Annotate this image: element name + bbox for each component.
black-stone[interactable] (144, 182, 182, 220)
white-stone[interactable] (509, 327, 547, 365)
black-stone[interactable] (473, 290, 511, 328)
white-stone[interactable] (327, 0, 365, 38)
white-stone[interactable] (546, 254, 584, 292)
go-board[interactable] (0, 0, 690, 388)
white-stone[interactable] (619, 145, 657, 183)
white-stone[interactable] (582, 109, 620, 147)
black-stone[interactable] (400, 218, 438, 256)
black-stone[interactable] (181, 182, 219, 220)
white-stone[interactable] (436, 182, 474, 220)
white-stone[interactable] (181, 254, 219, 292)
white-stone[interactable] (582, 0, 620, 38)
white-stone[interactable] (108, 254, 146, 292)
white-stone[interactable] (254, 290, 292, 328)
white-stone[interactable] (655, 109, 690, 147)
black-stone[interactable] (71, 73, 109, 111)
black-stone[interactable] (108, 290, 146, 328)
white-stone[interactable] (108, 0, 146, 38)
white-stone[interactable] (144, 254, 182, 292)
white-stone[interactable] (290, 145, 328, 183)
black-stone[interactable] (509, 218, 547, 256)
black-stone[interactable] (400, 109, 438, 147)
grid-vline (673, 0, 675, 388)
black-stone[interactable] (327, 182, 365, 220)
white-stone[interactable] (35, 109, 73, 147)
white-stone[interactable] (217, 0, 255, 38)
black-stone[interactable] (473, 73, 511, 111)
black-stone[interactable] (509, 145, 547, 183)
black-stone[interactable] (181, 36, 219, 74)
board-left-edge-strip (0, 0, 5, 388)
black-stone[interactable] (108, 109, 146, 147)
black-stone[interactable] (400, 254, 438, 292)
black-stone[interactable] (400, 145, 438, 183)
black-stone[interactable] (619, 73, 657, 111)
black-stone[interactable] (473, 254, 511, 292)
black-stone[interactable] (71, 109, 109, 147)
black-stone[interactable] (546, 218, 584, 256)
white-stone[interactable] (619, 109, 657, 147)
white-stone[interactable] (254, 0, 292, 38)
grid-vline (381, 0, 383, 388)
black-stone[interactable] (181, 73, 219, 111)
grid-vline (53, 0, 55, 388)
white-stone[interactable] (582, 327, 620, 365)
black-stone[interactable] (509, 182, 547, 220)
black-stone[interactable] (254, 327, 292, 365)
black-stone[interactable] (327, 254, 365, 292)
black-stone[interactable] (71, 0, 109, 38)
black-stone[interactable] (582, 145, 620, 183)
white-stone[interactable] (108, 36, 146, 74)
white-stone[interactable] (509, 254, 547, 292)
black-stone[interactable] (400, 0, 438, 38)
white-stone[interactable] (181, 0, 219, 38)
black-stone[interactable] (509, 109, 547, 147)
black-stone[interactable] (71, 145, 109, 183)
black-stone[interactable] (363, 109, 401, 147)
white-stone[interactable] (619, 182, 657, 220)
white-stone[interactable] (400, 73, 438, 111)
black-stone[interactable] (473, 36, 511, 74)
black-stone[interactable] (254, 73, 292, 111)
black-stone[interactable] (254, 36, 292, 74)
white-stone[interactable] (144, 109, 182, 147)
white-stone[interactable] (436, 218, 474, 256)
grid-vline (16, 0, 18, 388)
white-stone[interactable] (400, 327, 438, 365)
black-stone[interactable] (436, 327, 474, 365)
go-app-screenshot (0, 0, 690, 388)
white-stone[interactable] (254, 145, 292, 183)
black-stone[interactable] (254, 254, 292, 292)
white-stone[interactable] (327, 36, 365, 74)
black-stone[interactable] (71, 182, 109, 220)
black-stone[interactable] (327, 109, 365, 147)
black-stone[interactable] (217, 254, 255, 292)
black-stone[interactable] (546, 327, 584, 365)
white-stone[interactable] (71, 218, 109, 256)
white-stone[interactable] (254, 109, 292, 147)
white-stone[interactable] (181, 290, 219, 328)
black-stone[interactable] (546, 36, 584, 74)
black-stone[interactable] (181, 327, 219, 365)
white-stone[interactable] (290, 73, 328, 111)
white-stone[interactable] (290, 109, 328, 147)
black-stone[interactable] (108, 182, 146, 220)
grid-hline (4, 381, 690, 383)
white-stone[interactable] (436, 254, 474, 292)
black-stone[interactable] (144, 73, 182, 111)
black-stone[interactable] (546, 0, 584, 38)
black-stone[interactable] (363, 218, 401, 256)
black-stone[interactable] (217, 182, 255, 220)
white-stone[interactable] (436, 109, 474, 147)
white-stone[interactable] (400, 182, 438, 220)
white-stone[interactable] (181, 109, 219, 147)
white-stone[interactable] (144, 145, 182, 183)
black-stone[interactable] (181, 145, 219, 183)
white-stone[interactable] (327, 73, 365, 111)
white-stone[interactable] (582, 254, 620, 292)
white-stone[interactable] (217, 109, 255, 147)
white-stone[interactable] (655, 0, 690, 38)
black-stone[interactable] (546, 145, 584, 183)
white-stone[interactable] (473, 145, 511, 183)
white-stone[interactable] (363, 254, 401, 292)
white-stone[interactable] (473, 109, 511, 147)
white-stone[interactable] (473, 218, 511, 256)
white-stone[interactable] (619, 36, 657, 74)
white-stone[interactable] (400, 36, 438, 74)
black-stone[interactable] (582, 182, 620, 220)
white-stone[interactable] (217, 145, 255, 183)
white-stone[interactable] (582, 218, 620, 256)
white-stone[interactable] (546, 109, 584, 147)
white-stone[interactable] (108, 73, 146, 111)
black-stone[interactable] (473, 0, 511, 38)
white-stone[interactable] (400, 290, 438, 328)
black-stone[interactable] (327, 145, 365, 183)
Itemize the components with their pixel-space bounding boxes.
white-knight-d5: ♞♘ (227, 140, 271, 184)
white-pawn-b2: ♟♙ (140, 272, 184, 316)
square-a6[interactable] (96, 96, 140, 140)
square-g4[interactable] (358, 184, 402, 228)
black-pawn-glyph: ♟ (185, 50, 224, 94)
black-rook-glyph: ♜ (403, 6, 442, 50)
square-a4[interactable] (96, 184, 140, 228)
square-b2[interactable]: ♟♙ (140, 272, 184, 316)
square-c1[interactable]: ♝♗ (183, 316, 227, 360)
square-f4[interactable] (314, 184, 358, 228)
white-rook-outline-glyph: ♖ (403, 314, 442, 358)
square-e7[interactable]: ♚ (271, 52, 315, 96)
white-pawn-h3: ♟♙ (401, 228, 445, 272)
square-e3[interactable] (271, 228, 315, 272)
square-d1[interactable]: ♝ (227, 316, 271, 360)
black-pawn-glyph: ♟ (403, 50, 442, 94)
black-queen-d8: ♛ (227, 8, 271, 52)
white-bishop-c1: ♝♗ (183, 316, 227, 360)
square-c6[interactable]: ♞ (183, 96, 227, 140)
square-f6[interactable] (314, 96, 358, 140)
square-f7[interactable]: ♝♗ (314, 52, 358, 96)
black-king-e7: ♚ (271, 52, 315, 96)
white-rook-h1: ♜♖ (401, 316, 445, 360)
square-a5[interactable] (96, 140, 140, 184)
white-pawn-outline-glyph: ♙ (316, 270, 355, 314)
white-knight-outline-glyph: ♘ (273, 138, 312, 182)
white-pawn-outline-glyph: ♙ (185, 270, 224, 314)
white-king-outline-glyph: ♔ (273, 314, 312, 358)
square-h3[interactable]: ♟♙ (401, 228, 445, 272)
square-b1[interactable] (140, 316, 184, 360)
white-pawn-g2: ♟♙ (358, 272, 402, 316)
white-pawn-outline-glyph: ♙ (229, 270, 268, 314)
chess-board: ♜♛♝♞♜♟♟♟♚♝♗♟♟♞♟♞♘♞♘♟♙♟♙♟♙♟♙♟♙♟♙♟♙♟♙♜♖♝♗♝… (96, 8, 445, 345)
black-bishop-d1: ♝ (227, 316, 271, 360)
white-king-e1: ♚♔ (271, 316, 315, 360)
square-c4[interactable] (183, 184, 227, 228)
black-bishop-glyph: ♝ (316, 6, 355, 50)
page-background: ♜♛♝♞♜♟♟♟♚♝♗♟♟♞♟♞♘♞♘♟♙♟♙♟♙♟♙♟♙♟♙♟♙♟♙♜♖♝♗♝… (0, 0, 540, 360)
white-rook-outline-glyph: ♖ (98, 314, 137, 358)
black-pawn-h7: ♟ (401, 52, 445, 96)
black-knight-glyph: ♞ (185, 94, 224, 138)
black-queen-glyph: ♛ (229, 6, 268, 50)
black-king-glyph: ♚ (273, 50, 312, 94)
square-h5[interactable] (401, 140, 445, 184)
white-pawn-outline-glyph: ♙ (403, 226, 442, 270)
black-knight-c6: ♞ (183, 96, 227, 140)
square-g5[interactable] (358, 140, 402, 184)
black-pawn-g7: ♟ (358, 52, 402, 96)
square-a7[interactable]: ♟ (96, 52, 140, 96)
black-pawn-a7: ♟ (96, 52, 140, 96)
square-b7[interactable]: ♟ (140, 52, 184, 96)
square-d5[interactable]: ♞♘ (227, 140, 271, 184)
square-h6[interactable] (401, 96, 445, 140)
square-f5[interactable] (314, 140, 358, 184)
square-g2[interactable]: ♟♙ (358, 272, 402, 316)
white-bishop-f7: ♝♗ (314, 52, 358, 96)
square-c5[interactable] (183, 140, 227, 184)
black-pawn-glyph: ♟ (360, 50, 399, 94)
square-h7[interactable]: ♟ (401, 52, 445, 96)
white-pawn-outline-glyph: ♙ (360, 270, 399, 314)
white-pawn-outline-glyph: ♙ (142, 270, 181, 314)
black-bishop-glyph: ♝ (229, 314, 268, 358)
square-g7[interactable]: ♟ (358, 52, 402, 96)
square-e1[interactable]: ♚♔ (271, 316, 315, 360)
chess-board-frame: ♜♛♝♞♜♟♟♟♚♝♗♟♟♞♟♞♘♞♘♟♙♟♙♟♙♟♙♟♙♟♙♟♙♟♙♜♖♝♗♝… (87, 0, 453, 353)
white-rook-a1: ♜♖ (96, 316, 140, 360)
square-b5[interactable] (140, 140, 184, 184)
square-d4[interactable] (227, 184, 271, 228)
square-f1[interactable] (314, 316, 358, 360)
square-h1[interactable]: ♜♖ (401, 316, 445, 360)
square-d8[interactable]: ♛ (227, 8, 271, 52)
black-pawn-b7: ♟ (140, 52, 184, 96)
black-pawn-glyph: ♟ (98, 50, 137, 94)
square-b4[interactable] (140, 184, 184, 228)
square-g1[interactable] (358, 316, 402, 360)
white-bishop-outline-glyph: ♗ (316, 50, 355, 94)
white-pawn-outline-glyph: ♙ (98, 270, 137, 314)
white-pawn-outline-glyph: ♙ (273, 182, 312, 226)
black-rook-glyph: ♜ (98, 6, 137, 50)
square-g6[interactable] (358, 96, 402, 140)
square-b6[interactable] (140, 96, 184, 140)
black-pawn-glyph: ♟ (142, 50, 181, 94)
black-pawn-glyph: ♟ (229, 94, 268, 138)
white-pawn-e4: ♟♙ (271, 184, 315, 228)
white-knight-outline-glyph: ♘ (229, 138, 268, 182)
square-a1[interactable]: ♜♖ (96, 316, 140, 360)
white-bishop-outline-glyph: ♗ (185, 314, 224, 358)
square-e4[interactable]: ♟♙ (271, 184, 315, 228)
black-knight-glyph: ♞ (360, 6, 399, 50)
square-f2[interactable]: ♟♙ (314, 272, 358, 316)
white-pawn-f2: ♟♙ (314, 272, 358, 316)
==
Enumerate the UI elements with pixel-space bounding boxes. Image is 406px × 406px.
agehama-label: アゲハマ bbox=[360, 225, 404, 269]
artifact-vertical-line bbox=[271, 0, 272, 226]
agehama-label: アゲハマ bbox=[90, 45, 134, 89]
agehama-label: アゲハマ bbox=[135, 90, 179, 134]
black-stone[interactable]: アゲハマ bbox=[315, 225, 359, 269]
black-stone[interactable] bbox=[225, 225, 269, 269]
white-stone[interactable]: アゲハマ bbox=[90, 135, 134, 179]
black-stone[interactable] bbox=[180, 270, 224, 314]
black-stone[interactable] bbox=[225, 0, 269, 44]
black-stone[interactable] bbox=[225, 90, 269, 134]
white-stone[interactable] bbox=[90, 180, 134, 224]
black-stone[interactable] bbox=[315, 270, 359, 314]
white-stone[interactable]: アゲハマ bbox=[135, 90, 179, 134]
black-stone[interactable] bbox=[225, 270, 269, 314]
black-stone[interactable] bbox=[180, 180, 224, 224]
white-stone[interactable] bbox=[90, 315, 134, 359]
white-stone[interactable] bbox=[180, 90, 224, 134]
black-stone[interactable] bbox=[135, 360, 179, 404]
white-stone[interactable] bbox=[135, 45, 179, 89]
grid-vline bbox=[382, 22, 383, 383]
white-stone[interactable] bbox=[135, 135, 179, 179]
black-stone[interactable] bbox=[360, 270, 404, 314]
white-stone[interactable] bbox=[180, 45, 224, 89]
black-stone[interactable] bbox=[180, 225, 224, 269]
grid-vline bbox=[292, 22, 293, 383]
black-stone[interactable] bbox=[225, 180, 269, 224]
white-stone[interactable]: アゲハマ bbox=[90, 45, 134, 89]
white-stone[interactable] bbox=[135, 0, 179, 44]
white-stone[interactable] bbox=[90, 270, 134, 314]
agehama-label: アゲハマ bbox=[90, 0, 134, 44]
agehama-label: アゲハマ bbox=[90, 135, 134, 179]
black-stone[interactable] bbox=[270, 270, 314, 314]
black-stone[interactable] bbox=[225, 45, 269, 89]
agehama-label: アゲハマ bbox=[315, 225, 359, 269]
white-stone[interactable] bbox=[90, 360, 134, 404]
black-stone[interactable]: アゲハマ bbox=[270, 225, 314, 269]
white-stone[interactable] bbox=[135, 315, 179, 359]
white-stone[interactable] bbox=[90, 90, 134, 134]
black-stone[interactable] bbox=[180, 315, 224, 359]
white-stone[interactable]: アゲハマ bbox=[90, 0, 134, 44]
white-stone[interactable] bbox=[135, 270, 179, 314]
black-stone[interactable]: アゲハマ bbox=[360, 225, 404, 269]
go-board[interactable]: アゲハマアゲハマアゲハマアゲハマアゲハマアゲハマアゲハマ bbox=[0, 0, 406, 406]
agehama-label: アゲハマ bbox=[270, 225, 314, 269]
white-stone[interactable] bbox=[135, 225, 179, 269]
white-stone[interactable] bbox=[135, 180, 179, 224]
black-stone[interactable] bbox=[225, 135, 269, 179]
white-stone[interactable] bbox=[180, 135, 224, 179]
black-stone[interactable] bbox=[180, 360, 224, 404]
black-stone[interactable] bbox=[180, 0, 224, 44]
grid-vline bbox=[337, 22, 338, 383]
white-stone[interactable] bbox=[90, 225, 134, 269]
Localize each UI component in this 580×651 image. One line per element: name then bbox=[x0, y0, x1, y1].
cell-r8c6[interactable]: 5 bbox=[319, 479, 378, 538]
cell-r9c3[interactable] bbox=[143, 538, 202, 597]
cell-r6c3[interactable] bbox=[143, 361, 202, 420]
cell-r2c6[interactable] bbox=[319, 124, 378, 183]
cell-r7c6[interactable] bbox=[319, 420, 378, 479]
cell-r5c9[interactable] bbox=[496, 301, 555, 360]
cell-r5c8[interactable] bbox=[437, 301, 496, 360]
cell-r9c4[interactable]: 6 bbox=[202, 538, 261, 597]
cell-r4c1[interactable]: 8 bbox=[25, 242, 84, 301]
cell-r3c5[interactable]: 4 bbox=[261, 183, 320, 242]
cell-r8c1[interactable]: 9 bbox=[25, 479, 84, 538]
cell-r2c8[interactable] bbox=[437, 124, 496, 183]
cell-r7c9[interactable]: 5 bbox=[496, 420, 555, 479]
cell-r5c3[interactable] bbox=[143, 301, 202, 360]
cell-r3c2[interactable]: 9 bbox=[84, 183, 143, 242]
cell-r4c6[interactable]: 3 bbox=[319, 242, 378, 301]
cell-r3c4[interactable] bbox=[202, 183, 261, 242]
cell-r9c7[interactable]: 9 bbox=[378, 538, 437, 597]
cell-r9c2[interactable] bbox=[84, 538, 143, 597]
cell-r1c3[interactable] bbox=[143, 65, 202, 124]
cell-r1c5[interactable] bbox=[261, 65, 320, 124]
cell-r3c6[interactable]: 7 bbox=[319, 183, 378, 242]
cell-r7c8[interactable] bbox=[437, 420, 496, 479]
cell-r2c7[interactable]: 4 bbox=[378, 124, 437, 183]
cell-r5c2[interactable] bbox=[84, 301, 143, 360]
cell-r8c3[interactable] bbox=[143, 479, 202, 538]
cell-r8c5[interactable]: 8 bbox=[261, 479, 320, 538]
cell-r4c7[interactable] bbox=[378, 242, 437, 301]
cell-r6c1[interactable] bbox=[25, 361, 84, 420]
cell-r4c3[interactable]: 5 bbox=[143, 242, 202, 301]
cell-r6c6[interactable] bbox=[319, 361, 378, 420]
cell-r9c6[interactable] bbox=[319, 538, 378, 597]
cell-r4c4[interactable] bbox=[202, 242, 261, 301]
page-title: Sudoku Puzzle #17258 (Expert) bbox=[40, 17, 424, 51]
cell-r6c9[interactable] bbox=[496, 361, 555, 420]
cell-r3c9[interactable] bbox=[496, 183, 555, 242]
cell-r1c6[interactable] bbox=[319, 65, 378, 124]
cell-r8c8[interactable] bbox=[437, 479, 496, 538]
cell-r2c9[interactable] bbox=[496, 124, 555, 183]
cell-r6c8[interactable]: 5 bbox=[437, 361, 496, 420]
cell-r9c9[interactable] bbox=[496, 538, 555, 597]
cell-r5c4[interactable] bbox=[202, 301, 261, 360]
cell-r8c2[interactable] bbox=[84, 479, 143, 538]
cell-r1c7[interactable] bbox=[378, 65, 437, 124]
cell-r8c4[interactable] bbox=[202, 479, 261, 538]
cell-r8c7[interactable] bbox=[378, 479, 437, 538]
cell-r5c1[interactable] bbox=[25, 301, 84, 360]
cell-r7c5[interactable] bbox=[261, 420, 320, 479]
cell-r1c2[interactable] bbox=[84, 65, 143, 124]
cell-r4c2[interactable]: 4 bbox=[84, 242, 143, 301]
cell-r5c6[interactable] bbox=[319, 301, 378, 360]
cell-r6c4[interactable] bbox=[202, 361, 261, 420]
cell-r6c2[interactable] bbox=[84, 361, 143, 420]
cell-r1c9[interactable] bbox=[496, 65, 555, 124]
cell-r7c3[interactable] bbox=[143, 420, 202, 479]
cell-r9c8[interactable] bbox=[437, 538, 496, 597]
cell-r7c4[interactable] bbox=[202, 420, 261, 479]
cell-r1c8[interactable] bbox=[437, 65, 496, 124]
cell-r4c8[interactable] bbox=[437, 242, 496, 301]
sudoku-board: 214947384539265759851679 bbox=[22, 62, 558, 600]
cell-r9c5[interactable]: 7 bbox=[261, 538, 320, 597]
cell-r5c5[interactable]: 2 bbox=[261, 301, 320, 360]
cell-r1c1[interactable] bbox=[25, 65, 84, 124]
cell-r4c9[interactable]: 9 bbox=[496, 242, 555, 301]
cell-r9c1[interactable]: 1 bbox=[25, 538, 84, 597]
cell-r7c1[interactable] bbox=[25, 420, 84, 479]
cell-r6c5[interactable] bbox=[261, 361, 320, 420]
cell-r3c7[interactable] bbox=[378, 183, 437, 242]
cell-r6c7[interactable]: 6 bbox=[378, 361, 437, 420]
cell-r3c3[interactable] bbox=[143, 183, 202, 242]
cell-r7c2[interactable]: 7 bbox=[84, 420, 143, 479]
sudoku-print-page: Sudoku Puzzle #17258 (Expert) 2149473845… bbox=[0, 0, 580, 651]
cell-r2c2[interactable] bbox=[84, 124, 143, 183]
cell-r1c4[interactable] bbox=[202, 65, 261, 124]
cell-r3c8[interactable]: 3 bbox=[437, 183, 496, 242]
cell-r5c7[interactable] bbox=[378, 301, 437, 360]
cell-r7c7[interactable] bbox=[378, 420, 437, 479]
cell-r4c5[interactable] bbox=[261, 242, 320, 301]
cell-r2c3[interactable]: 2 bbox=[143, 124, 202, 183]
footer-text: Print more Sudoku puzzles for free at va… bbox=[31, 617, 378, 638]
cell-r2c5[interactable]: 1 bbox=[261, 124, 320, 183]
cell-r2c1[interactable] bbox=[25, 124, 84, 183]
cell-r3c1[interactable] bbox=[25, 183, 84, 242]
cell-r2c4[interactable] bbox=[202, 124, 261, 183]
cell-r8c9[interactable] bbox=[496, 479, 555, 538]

Problem
Swap "artifact-vertical-line" for "stray-vertical-line" in the part of the records that opens with the line containing "Enumerate the UI" and closes with the line containing "agehama-label: アゲハマ bbox=[90, 45, 134, 89]", leaving everything else unchanged. Give only those lines.

Completed exercise
Enumerate the UI elements with pixel-space bounding boxes. Image is 406px × 406px.
agehama-label: アゲハマ bbox=[360, 225, 404, 269]
stray-vertical-line bbox=[271, 0, 272, 226]
agehama-label: アゲハマ bbox=[90, 45, 134, 89]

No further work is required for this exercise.